» **Work instructions**: Work out how many lines of the listing hold the string "prefix", then answer with that number and nothing else.

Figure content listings
_ _ _ _

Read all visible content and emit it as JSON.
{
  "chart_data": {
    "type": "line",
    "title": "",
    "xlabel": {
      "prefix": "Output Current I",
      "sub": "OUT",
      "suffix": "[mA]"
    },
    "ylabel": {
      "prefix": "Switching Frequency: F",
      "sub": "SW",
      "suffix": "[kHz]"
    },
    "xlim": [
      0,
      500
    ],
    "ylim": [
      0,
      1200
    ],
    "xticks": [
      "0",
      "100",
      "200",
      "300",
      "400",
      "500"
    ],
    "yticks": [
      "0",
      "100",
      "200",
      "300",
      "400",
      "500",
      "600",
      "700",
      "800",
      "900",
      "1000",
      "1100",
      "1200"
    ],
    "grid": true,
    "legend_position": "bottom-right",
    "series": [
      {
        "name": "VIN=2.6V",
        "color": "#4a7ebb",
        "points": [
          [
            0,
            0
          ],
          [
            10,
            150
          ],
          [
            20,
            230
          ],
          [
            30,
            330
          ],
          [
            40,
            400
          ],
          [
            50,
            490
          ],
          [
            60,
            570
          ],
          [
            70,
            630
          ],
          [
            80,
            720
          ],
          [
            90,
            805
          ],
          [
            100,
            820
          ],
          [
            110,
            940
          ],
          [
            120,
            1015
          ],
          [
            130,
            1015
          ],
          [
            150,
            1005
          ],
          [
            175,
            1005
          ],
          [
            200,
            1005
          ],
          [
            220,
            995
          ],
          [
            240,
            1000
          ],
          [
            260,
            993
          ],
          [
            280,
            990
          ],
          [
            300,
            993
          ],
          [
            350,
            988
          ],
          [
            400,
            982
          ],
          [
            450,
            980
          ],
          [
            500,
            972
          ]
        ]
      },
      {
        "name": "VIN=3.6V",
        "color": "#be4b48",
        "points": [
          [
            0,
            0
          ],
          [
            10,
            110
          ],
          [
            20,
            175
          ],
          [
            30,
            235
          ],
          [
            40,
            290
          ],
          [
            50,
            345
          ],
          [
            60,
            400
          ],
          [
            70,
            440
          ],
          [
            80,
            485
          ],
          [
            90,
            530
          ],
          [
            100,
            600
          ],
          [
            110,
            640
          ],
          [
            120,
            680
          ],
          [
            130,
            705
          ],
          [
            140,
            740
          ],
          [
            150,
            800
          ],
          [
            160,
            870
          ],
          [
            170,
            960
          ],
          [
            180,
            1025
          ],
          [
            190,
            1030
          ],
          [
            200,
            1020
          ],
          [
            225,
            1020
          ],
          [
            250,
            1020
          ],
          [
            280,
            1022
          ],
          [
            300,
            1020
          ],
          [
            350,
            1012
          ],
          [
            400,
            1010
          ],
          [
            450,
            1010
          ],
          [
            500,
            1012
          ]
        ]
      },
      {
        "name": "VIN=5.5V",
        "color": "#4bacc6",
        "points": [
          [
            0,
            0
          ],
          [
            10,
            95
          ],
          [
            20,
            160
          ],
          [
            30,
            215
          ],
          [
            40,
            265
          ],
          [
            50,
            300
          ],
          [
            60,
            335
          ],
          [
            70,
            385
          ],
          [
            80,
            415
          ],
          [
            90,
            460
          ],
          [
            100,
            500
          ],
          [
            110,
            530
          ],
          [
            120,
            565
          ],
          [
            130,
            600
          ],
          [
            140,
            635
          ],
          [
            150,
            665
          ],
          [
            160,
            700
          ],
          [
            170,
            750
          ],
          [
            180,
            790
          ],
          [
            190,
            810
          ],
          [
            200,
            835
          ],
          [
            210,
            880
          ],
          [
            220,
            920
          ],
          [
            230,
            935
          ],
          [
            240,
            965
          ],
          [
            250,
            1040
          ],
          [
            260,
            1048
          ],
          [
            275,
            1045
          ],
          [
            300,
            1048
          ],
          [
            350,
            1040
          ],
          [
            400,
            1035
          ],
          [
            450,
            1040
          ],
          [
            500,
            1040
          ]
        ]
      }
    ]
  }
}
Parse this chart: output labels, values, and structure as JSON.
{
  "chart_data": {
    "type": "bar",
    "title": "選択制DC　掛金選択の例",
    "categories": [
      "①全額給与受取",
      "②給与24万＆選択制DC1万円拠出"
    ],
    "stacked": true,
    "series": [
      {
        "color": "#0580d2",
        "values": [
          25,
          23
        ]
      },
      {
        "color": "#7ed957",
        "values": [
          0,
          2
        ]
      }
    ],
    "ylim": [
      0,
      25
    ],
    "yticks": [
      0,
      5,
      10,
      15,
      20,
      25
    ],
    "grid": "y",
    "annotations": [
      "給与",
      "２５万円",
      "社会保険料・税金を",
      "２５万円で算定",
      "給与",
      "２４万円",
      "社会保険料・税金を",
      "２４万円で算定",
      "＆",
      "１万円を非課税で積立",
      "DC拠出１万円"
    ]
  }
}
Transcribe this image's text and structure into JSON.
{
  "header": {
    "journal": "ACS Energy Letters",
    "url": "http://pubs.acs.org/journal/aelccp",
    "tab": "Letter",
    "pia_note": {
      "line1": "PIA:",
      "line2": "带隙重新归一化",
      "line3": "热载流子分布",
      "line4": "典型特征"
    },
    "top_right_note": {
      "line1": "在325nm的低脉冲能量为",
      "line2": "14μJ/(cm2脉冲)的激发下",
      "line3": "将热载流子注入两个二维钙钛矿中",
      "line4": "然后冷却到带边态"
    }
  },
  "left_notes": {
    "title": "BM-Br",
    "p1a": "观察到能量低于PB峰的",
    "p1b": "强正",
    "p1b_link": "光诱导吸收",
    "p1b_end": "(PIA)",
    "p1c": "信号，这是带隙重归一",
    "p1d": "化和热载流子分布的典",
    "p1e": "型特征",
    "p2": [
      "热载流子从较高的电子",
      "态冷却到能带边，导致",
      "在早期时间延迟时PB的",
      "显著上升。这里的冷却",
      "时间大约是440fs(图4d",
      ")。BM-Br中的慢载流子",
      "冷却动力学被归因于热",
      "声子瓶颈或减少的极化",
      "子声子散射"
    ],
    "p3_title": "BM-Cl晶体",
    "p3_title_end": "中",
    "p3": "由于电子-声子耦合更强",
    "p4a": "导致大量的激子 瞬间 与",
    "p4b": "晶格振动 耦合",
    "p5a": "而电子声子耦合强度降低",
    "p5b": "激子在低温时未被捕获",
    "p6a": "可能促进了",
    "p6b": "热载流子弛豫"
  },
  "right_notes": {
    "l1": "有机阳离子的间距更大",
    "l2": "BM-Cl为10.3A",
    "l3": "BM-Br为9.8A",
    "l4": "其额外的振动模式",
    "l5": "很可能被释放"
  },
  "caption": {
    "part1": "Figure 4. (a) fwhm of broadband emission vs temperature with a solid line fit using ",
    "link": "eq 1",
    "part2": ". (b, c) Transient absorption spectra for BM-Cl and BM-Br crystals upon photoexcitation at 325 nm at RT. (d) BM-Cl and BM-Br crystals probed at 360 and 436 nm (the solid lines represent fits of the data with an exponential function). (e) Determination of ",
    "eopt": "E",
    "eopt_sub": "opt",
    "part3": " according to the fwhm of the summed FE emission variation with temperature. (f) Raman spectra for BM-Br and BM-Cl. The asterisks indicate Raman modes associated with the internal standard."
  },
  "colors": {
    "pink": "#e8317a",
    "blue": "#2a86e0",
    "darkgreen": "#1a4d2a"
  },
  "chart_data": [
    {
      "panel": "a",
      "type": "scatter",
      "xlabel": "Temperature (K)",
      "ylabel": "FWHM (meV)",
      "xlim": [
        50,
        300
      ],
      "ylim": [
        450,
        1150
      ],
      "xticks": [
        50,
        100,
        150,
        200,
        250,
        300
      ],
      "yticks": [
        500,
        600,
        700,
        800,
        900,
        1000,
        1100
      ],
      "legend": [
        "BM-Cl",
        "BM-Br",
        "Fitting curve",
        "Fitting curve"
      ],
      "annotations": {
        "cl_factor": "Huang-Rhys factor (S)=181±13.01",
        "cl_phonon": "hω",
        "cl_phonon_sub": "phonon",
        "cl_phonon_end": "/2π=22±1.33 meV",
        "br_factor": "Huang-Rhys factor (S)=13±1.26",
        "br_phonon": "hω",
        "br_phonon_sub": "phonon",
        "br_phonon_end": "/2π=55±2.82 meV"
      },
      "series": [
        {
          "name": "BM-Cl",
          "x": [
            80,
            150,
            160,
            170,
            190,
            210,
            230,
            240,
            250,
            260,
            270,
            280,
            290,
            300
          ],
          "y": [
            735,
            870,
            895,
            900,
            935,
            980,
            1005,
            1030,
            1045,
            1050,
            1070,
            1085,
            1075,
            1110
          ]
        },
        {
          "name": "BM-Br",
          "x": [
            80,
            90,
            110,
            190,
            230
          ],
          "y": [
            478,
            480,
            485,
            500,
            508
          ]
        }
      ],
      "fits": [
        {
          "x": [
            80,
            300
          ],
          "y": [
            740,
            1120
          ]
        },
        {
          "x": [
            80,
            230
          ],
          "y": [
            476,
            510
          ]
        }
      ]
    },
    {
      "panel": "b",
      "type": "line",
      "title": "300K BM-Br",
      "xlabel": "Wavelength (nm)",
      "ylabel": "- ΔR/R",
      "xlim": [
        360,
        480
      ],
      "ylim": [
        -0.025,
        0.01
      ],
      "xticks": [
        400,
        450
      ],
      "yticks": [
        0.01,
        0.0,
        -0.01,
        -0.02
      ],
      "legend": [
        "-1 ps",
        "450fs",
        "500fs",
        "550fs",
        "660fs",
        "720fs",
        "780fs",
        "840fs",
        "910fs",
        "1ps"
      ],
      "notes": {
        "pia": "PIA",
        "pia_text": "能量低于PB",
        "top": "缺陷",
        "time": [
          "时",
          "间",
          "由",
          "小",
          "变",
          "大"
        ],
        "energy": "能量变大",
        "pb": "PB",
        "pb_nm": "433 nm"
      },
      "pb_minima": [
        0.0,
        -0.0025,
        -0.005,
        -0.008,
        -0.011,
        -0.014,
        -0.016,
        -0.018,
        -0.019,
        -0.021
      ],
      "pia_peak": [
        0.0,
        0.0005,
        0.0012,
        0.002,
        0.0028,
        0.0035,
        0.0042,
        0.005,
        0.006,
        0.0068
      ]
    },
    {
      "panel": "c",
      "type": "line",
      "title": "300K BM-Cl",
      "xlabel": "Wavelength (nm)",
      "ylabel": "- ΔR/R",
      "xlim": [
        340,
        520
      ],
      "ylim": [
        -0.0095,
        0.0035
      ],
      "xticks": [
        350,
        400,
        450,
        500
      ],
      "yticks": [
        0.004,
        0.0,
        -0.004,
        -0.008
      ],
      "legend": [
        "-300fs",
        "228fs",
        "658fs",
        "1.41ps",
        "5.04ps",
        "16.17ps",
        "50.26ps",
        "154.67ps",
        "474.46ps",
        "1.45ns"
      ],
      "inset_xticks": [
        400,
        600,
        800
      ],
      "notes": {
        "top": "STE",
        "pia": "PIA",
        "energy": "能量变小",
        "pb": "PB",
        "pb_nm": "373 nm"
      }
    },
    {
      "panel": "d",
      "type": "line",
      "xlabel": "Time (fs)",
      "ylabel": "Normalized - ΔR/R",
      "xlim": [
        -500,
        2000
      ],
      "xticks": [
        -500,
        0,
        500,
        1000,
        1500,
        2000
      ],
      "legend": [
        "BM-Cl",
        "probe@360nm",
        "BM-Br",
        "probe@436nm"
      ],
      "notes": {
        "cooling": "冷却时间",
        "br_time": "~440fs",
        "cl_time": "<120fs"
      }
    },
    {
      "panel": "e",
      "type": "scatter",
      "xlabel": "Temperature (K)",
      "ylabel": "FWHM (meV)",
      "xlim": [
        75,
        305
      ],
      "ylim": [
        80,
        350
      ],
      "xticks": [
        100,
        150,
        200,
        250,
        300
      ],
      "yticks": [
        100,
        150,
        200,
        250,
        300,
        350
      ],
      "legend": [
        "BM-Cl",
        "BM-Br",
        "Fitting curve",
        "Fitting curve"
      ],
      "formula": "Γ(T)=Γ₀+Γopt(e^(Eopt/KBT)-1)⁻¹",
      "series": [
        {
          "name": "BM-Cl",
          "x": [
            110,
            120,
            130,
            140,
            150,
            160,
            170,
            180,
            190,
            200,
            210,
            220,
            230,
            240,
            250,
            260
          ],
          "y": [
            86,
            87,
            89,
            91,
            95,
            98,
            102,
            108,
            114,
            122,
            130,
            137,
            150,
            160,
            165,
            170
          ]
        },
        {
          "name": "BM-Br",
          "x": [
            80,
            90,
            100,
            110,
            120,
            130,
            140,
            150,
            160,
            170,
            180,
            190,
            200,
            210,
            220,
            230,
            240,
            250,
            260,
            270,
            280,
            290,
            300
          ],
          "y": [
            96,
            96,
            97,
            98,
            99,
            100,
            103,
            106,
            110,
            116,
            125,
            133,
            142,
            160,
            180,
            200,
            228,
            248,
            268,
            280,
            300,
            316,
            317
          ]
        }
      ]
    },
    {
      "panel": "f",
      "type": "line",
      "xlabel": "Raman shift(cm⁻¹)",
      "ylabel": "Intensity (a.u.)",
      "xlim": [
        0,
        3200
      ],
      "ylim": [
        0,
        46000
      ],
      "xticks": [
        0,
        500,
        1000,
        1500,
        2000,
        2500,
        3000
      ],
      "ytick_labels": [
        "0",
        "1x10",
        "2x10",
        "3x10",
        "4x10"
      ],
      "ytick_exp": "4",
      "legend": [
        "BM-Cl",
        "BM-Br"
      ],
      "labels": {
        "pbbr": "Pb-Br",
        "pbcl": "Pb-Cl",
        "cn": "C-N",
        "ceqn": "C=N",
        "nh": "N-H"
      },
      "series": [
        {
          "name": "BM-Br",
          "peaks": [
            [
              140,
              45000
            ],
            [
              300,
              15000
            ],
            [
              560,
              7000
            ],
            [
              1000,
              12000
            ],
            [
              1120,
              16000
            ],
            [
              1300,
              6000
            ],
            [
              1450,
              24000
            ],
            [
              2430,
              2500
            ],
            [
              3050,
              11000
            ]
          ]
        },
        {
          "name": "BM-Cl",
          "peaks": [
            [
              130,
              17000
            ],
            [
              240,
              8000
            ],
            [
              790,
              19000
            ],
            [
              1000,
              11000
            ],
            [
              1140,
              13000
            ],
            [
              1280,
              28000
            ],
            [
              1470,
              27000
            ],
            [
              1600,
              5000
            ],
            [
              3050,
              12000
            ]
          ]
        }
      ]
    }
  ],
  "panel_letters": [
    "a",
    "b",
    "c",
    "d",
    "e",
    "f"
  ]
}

_ _ _ _

» **Right answer**: 2